┌─ RECORDS TO USE
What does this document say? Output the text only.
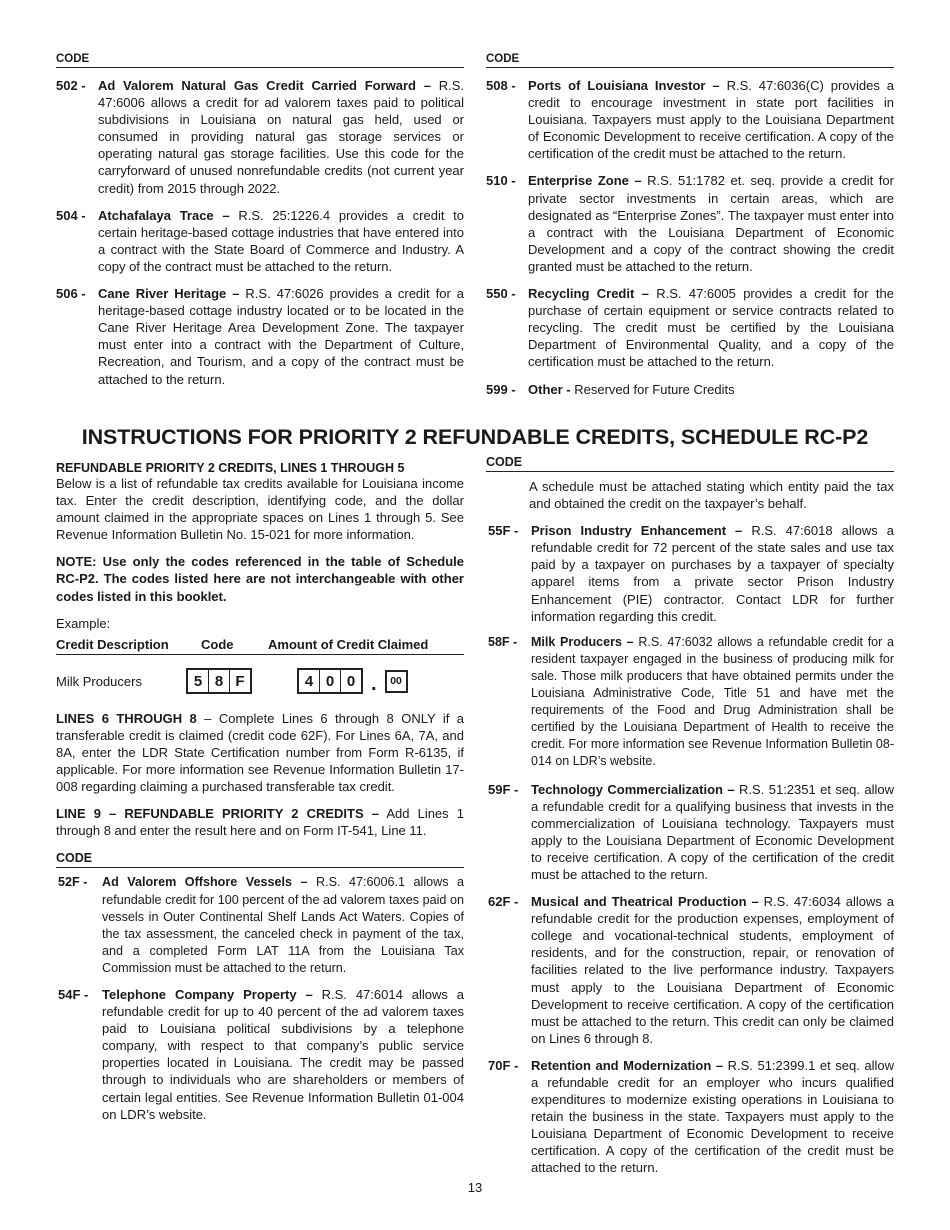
CODE
502 - Ad Valorem Natural Gas Credit Carried Forward – R.S. 47:6006 allows a credit for ad valorem taxes paid to political subdivisions in Louisiana on natural gas held, used or consumed in providing natural gas storage services or operating natural gas storage facilities. Use this code for the carryforward of unused nonrefundable credits (not current year credit) from 2015 through 2022.
504 - Atchafalaya Trace – R.S. 25:1226.4 provides a credit to certain heritage-based cottage industries that have entered into a contract with the State Board of Commerce and Industry. A copy of the contract must be attached to the return.
506 - Cane River Heritage – R.S. 47:6026 provides a credit for a heritage-based cottage industry located or to be located in the Cane River Heritage Area Development Zone. The taxpayer must enter into a contract with the Department of Culture, Recreation, and Tourism, and a copy of the contract must be attached to the return.
CODE
508 - Ports of Louisiana Investor – R.S. 47:6036(C) provides a credit to encourage investment in state port facilities in Louisiana. Taxpayers must apply to the Louisiana Department of Economic Development to receive certification. A copy of the certification of the credit must be attached to the return.
510 - Enterprise Zone – R.S. 51:1782 et. seq. provide a credit for private sector investments in certain areas, which are designated as “Enterprise Zones”. The taxpayer must enter into a contract with the Louisiana Department of Economic Development and a copy of the contract showing the credit granted must be attached to the return.
550 - Recycling Credit – R.S. 47:6005 provides a credit for the purchase of certain equipment or service contracts related to recycling. The credit must be certified by the Louisiana Department of Environmental Quality, and a copy of the certification must be attached to the return.
599 - Other - Reserved for Future Credits
INSTRUCTIONS FOR PRIORITY 2 REFUNDABLE CREDITS, SCHEDULE RC-P2
REFUNDABLE PRIORITY 2 CREDITS, LINES 1 THROUGH 5

Below is a list of refundable tax credits available for Louisiana income tax. Enter the credit description, identifying code, and the dollar amount claimed in the appropriate spaces on Lines 1 through 5. See Revenue Information Bulletin No. 15-021 for more information.

NOTE: Use only the codes referenced in the table of Schedule RC-P2. The codes listed here are not interchangeable with other codes listed in this booklet.

Example:

Credit Description	Code	Amount of Credit Claimed
Milk Producers	5 8 F	4 0 0 .	00

LINES 6 THROUGH 8 – Complete Lines 6 through 8 ONLY if a transferable credit is claimed (credit code 62F). For Lines 6A, 7A, and 8A, enter the LDR State Certification number from Form R-6135, if applicable. For more information see Revenue Information Bulletin 17-008 regarding claiming a purchased transferable tax credit.

LINE 9 – REFUNDABLE PRIORITY 2 CREDITS – Add Lines 1 through 8 and enter the result here and on Form IT-541, Line 11.

CODE
52F -	Ad Valorem Offshore Vessels – R.S. 47:6006.1 allows a refundable credit for 100 percent of the ad valorem taxes paid on vessels in Outer Continental Shelf Lands Act Waters. Copies of the tax assessment, the canceled check in payment of the tax, and a completed Form LAT 11A from the Louisiana Tax Commission must be attached to the return.
54F -	Telephone Company Property – R.S. 47:6014 allows a refundable credit for up to 40 percent of the ad valorem taxes paid to Louisiana political subdivisions by a telephone company, with respect to that company’s public service properties located in Louisiana. The credit may be passed through to individuals who are shareholders or members of certain legal entities. See Revenue Information Bulletin 01-004 on LDR’s website.
CODE

A schedule must be attached stating which entity paid the tax and obtained the credit on the taxpayer’s behalf.

55F - Prison Industry Enhancement – R.S. 47:6018 allows a refundable credit for 72 percent of the state sales and use tax paid by a taxpayer on purchases by a taxpayer of specialty apparel items from a private sector Prison Industry Enhancement (PIE) contractor. Contact LDR for further information regarding this credit.
58F -	Milk Producers – R.S. 47:6032 allows a refundable credit for a resident taxpayer engaged in the business of producing milk for sale. Those milk producers that have obtained permits under the Louisiana Administrative Code, Title 51 and have met the requirements of the Food and Drug Administration shall be certified by the Louisiana Department of Health to receive the credit. For more information see Revenue Information Bulletin 08-014 on LDR’s website.
59F - Technology Commercialization – R.S. 51:2351 et seq. allow a refundable credit for a qualifying business that invests in the commercialization of Louisiana technology. Taxpayers must apply to the Louisiana Department of Economic Development to receive certification. A copy of the certification of the credit must be attached to the return.
62F - Musical and Theatrical Production – R.S. 47:6034 allows a refundable credit for the production expenses, employment of college and vocational-technical students, employment of residents, and for the construction, repair, or renovation of facilities related to the live performance industry. Taxpayers must apply to the Louisiana Department of Economic Development to receive certification. A copy of the certification must be attached to the return. This credit can only be claimed on Lines 6 through 8.
70F - Retention and Modernization – R.S. 51:2399.1 et seq. allow a refundable credit for an employer who incurs qualified expenditures to modernize existing operations in Louisiana to retain the business in the state. Taxpayers must apply to the Louisiana Department of Economic Development to receive certification. A copy of the certification of the credit must be attached to the return.
13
└─
**OBJECTIVE:** Return the number of lines that include the word "located", and nothing else.

**FULL OUTPUT:** 2